_WHAT IS REQUIRED_: Images do not belong in the copy. Retype all the entries below exactly.

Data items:
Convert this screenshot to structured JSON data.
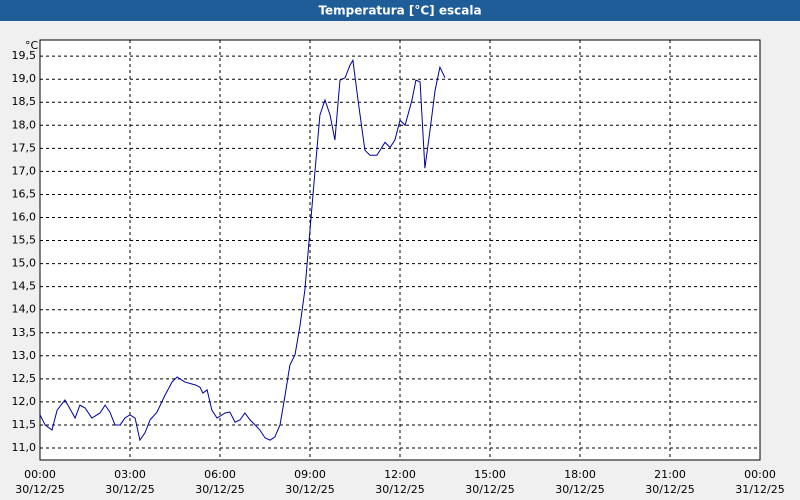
{
  "chart_data": {
    "type": "line",
    "title": "Temperatura [°C] escala",
    "y_unit": "°C",
    "x": [
      0,
      0.17,
      0.4,
      0.57,
      0.83,
      0.93,
      1.17,
      1.33,
      1.5,
      1.73,
      2,
      2.17,
      2.33,
      2.5,
      2.67,
      2.83,
      3,
      3.17,
      3.33,
      3.5,
      3.67,
      3.9,
      4.17,
      4.4,
      4.57,
      4.83,
      5.17,
      5.33,
      5.43,
      5.57,
      5.73,
      5.9,
      6.17,
      6.33,
      6.5,
      6.67,
      6.83,
      7,
      7.17,
      7.33,
      7.5,
      7.67,
      7.83,
      8,
      8.17,
      8.33,
      8.5,
      8.67,
      8.83,
      9,
      9.17,
      9.33,
      9.5,
      9.67,
      9.83,
      10,
      10.17,
      10.33,
      10.43,
      10.6,
      10.83,
      11,
      11.23,
      11.5,
      11.67,
      11.83,
      12,
      12.17,
      12.4,
      12.53,
      12.67,
      12.83,
      13,
      13.17,
      13.33,
      13.5
    ],
    "series": [
      {
        "name": "Temperatura",
        "color": "#0000a0",
        "values": [
          11.72,
          11.5,
          11.39,
          11.82,
          12.04,
          11.93,
          11.65,
          11.93,
          11.87,
          11.65,
          11.76,
          11.93,
          11.78,
          11.5,
          11.5,
          11.65,
          11.72,
          11.65,
          11.17,
          11.33,
          11.61,
          11.78,
          12.15,
          12.43,
          12.54,
          12.43,
          12.37,
          12.32,
          12.19,
          12.26,
          11.82,
          11.65,
          11.76,
          11.78,
          11.56,
          11.61,
          11.76,
          11.61,
          11.5,
          11.39,
          11.22,
          11.17,
          11.24,
          11.5,
          12.15,
          12.8,
          13.02,
          13.67,
          14.43,
          15.73,
          17.03,
          18.22,
          18.55,
          18.22,
          17.68,
          18.98,
          19.03,
          19.3,
          19.41,
          18.55,
          17.46,
          17.35,
          17.35,
          17.63,
          17.52,
          17.68,
          18.11,
          18.0,
          18.55,
          18.98,
          18.94,
          17.07,
          17.89,
          18.76,
          19.26,
          19.03
        ]
      }
    ],
    "xlim": [
      0,
      24
    ],
    "xticks": [
      {
        "value": 0,
        "label": "00:00",
        "date": "30/12/25"
      },
      {
        "value": 3,
        "label": "03:00",
        "date": "30/12/25"
      },
      {
        "value": 6,
        "label": "06:00",
        "date": "30/12/25"
      },
      {
        "value": 9,
        "label": "09:00",
        "date": "30/12/25"
      },
      {
        "value": 12,
        "label": "12:00",
        "date": "30/12/25"
      },
      {
        "value": 15,
        "label": "15:00",
        "date": "30/12/25"
      },
      {
        "value": 18,
        "label": "18:00",
        "date": "30/12/25"
      },
      {
        "value": 21,
        "label": "21:00",
        "date": "30/12/25"
      },
      {
        "value": 24,
        "label": "00:00",
        "date": "31/12/25"
      }
    ],
    "ylim": [
      10.74,
      19.85
    ],
    "yticks": [
      {
        "value": 11,
        "label": "11,0"
      },
      {
        "value": 11.5,
        "label": "11,5"
      },
      {
        "value": 12,
        "label": "12,0"
      },
      {
        "value": 12.5,
        "label": "12,5"
      },
      {
        "value": 13,
        "label": "13,0"
      },
      {
        "value": 13.5,
        "label": "13,5"
      },
      {
        "value": 14,
        "label": "14,0"
      },
      {
        "value": 14.5,
        "label": "14,5"
      },
      {
        "value": 15,
        "label": "15,0"
      },
      {
        "value": 15.5,
        "label": "15,5"
      },
      {
        "value": 16,
        "label": "16,0"
      },
      {
        "value": 16.5,
        "label": "16,5"
      },
      {
        "value": 17,
        "label": "17,0"
      },
      {
        "value": 17.5,
        "label": "17,5"
      },
      {
        "value": 18,
        "label": "18,0"
      },
      {
        "value": 18.5,
        "label": "18,5"
      },
      {
        "value": 19,
        "label": "19,0"
      },
      {
        "value": 19.5,
        "label": "19,5"
      }
    ],
    "grid": true
  }
}
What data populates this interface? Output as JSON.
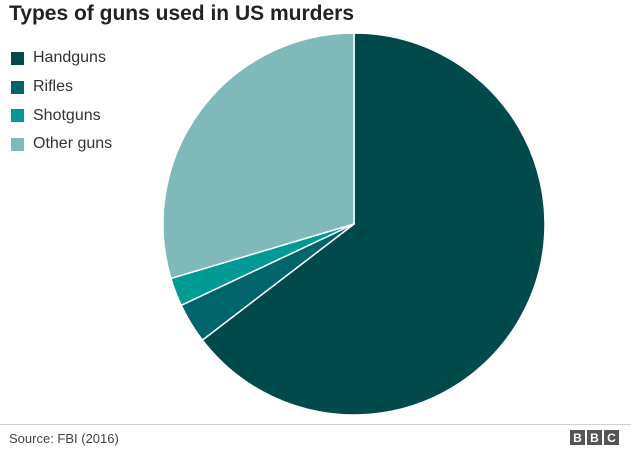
{
  "chart_data": {
    "type": "pie",
    "title": "Types of guns used in US murders",
    "categories": [
      "Handguns",
      "Rifles",
      "Shotguns",
      "Other guns"
    ],
    "values": [
      64.6,
      3.4,
      2.4,
      29.6
    ],
    "colors": [
      "#004a4b",
      "#00656a",
      "#009b94",
      "#7fb9b9"
    ],
    "legend_position": "top-left"
  },
  "footer": {
    "source": "Source: FBI (2016)",
    "logo": [
      "B",
      "B",
      "C"
    ]
  }
}
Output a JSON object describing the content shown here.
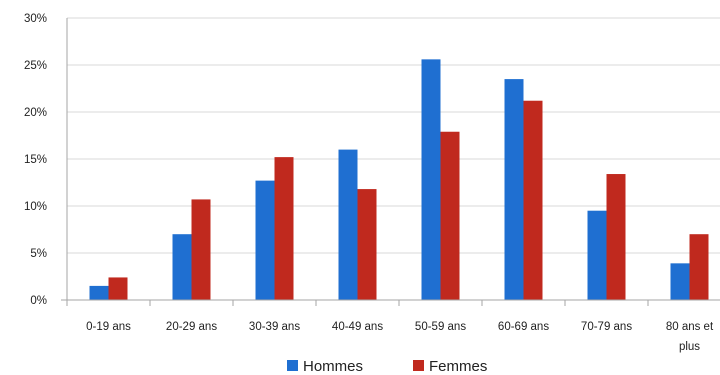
{
  "chart_data": {
    "type": "bar",
    "categories": [
      "0-19 ans",
      "20-29 ans",
      "30-39 ans",
      "40-49 ans",
      "50-59 ans",
      "60-69 ans",
      "70-79 ans",
      "80 ans et plus"
    ],
    "series": [
      {
        "name": "Hommes",
        "color": "#1f6fd1",
        "values": [
          1.5,
          7.0,
          12.7,
          16.0,
          25.6,
          23.5,
          9.5,
          3.9
        ]
      },
      {
        "name": "Femmes",
        "color": "#c0291e",
        "values": [
          2.4,
          10.7,
          15.2,
          11.8,
          17.9,
          21.2,
          13.4,
          7.0
        ]
      }
    ],
    "ylim": [
      0,
      30
    ],
    "yticks": [
      "0%",
      "5%",
      "10%",
      "15%",
      "20%",
      "25%",
      "30%"
    ],
    "ytick_values": [
      0,
      5,
      10,
      15,
      20,
      25,
      30
    ],
    "grid": true,
    "legend_position": "bottom-center"
  }
}
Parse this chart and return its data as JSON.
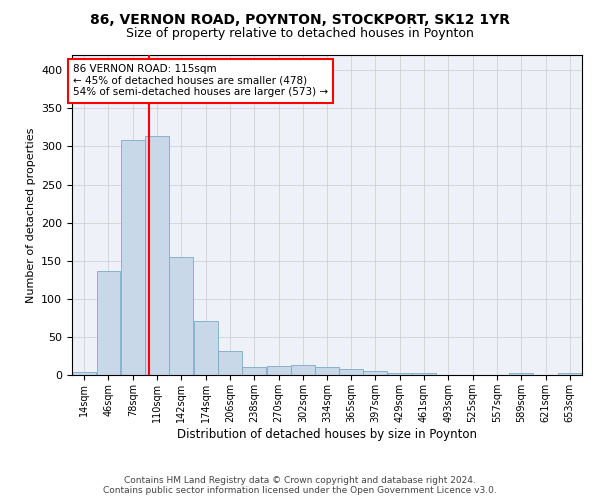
{
  "title1": "86, VERNON ROAD, POYNTON, STOCKPORT, SK12 1YR",
  "title2": "Size of property relative to detached houses in Poynton",
  "xlabel": "Distribution of detached houses by size in Poynton",
  "ylabel": "Number of detached properties",
  "footer1": "Contains HM Land Registry data © Crown copyright and database right 2024.",
  "footer2": "Contains public sector information licensed under the Open Government Licence v3.0.",
  "annotation_line1": "86 VERNON ROAD: 115sqm",
  "annotation_line2": "← 45% of detached houses are smaller (478)",
  "annotation_line3": "54% of semi-detached houses are larger (573) →",
  "property_sqm": 115,
  "bar_color": "#c8d8e8",
  "bar_edge_color": "#7aaac8",
  "vline_color": "red",
  "grid_color": "#cccccc",
  "background_color": "#eef2f8",
  "bins": [
    14,
    46,
    78,
    110,
    142,
    174,
    206,
    238,
    270,
    302,
    334,
    365,
    397,
    429,
    461,
    493,
    525,
    557,
    589,
    621,
    653
  ],
  "bin_labels": [
    "14sqm",
    "46sqm",
    "78sqm",
    "110sqm",
    "142sqm",
    "174sqm",
    "206sqm",
    "238sqm",
    "270sqm",
    "302sqm",
    "334sqm",
    "365sqm",
    "397sqm",
    "429sqm",
    "461sqm",
    "493sqm",
    "525sqm",
    "557sqm",
    "589sqm",
    "621sqm",
    "653sqm"
  ],
  "bar_heights": [
    4,
    136,
    309,
    314,
    155,
    71,
    32,
    10,
    12,
    13,
    10,
    8,
    5,
    3,
    2,
    0,
    0,
    0,
    2,
    0,
    2
  ],
  "ylim": [
    0,
    420
  ],
  "yticks": [
    0,
    50,
    100,
    150,
    200,
    250,
    300,
    350,
    400
  ],
  "bin_width": 32
}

_COMPLETED TASK_:
Convert this screenshot to structured JSON data.
{
  "chart_data": {
    "type": "line",
    "title": "Temperatura [°C] escala",
    "y_unit": "°C",
    "x": [
      0,
      0.17,
      0.4,
      0.57,
      0.83,
      0.93,
      1.17,
      1.33,
      1.5,
      1.73,
      2,
      2.17,
      2.33,
      2.5,
      2.67,
      2.83,
      3,
      3.17,
      3.33,
      3.5,
      3.67,
      3.9,
      4.17,
      4.4,
      4.57,
      4.83,
      5.17,
      5.33,
      5.43,
      5.57,
      5.73,
      5.9,
      6.17,
      6.33,
      6.5,
      6.67,
      6.83,
      7,
      7.17,
      7.33,
      7.5,
      7.67,
      7.83,
      8,
      8.17,
      8.33,
      8.5,
      8.67,
      8.83,
      9,
      9.17,
      9.33,
      9.5,
      9.67,
      9.83,
      10,
      10.17,
      10.33,
      10.43,
      10.6,
      10.83,
      11,
      11.23,
      11.5,
      11.67,
      11.83,
      12,
      12.17,
      12.4,
      12.53,
      12.67,
      12.83,
      13,
      13.17,
      13.33,
      13.5
    ],
    "series": [
      {
        "name": "Temperatura",
        "color": "#0000a0",
        "values": [
          11.72,
          11.5,
          11.39,
          11.82,
          12.04,
          11.93,
          11.65,
          11.93,
          11.87,
          11.65,
          11.76,
          11.93,
          11.78,
          11.5,
          11.5,
          11.65,
          11.72,
          11.65,
          11.17,
          11.33,
          11.61,
          11.78,
          12.15,
          12.43,
          12.54,
          12.43,
          12.37,
          12.32,
          12.19,
          12.26,
          11.82,
          11.65,
          11.76,
          11.78,
          11.56,
          11.61,
          11.76,
          11.61,
          11.5,
          11.39,
          11.22,
          11.17,
          11.24,
          11.5,
          12.15,
          12.8,
          13.02,
          13.67,
          14.43,
          15.73,
          17.03,
          18.22,
          18.55,
          18.22,
          17.68,
          18.98,
          19.03,
          19.3,
          19.41,
          18.55,
          17.46,
          17.35,
          17.35,
          17.63,
          17.52,
          17.68,
          18.11,
          18.0,
          18.55,
          18.98,
          18.94,
          17.07,
          17.89,
          18.76,
          19.26,
          19.03
        ]
      }
    ],
    "xlim": [
      0,
      24
    ],
    "xticks": [
      {
        "value": 0,
        "label": "00:00",
        "date": "30/12/25"
      },
      {
        "value": 3,
        "label": "03:00",
        "date": "30/12/25"
      },
      {
        "value": 6,
        "label": "06:00",
        "date": "30/12/25"
      },
      {
        "value": 9,
        "label": "09:00",
        "date": "30/12/25"
      },
      {
        "value": 12,
        "label": "12:00",
        "date": "30/12/25"
      },
      {
        "value": 15,
        "label": "15:00",
        "date": "30/12/25"
      },
      {
        "value": 18,
        "label": "18:00",
        "date": "30/12/25"
      },
      {
        "value": 21,
        "label": "21:00",
        "date": "30/12/25"
      },
      {
        "value": 24,
        "label": "00:00",
        "date": "31/12/25"
      }
    ],
    "ylim": [
      10.74,
      19.85
    ],
    "yticks": [
      {
        "value": 11,
        "label": "11,0"
      },
      {
        "value": 11.5,
        "label": "11,5"
      },
      {
        "value": 12,
        "label": "12,0"
      },
      {
        "value": 12.5,
        "label": "12,5"
      },
      {
        "value": 13,
        "label": "13,0"
      },
      {
        "value": 13.5,
        "label": "13,5"
      },
      {
        "value": 14,
        "label": "14,0"
      },
      {
        "value": 14.5,
        "label": "14,5"
      },
      {
        "value": 15,
        "label": "15,0"
      },
      {
        "value": 15.5,
        "label": "15,5"
      },
      {
        "value": 16,
        "label": "16,0"
      },
      {
        "value": 16.5,
        "label": "16,5"
      },
      {
        "value": 17,
        "label": "17,0"
      },
      {
        "value": 17.5,
        "label": "17,5"
      },
      {
        "value": 18,
        "label": "18,0"
      },
      {
        "value": 18.5,
        "label": "18,5"
      },
      {
        "value": 19,
        "label": "19,0"
      },
      {
        "value": 19.5,
        "label": "19,5"
      }
    ],
    "grid": true
  }
}
What data populates this interface? Output as JSON.
{
  "chart_data": {
    "type": "pie",
    "title": "Types of guns used in US murders",
    "categories": [
      "Handguns",
      "Rifles",
      "Shotguns",
      "Other guns"
    ],
    "values": [
      64.6,
      3.4,
      2.4,
      29.6
    ],
    "colors": [
      "#004a4b",
      "#00656a",
      "#009b94",
      "#7fb9b9"
    ],
    "legend_position": "top-left"
  },
  "footer": {
    "source": "Source: FBI (2016)",
    "logo": [
      "B",
      "B",
      "C"
    ]
  }
}
Output a JSON object describing the content shown here.
{
  "chart_data": {
    "type": "bar",
    "categories": [
      "0-19 ans",
      "20-29 ans",
      "30-39 ans",
      "40-49 ans",
      "50-59 ans",
      "60-69 ans",
      "70-79 ans",
      "80 ans et plus"
    ],
    "series": [
      {
        "name": "Hommes",
        "color": "#1f6fd1",
        "values": [
          1.5,
          7.0,
          12.7,
          16.0,
          25.6,
          23.5,
          9.5,
          3.9
        ]
      },
      {
        "name": "Femmes",
        "color": "#c0291e",
        "values": [
          2.4,
          10.7,
          15.2,
          11.8,
          17.9,
          21.2,
          13.4,
          7.0
        ]
      }
    ],
    "ylim": [
      0,
      30
    ],
    "yticks": [
      "0%",
      "5%",
      "10%",
      "15%",
      "20%",
      "25%",
      "30%"
    ],
    "ytick_values": [
      0,
      5,
      10,
      15,
      20,
      25,
      30
    ],
    "grid": true,
    "legend_position": "bottom-center"
  }
}
Parse this chart and return its data as JSON.
{
  "title1": "86, VERNON ROAD, POYNTON, STOCKPORT, SK12 1YR",
  "title2": "Size of property relative to detached houses in Poynton",
  "xlabel": "Distribution of detached houses by size in Poynton",
  "ylabel": "Number of detached properties",
  "footer1": "Contains HM Land Registry data © Crown copyright and database right 2024.",
  "footer2": "Contains public sector information licensed under the Open Government Licence v3.0.",
  "annotation_line1": "86 VERNON ROAD: 115sqm",
  "annotation_line2": "← 45% of detached houses are smaller (478)",
  "annotation_line3": "54% of semi-detached houses are larger (573) →",
  "property_sqm": 115,
  "bar_color": "#c8d8e8",
  "bar_edge_color": "#7aaac8",
  "vline_color": "red",
  "grid_color": "#cccccc",
  "background_color": "#eef2f8",
  "bins": [
    14,
    46,
    78,
    110,
    142,
    174,
    206,
    238,
    270,
    302,
    334,
    365,
    397,
    429,
    461,
    493,
    525,
    557,
    589,
    621,
    653
  ],
  "bin_labels": [
    "14sqm",
    "46sqm",
    "78sqm",
    "110sqm",
    "142sqm",
    "174sqm",
    "206sqm",
    "238sqm",
    "270sqm",
    "302sqm",
    "334sqm",
    "365sqm",
    "397sqm",
    "429sqm",
    "461sqm",
    "493sqm",
    "525sqm",
    "557sqm",
    "589sqm",
    "621sqm",
    "653sqm"
  ],
  "bar_heights": [
    4,
    136,
    309,
    314,
    155,
    71,
    32,
    10,
    12,
    13,
    10,
    8,
    5,
    3,
    2,
    0,
    0,
    0,
    2,
    0,
    2
  ],
  "ylim": [
    0,
    420
  ],
  "yticks": [
    0,
    50,
    100,
    150,
    200,
    250,
    300,
    350,
    400
  ],
  "bin_width": 32
}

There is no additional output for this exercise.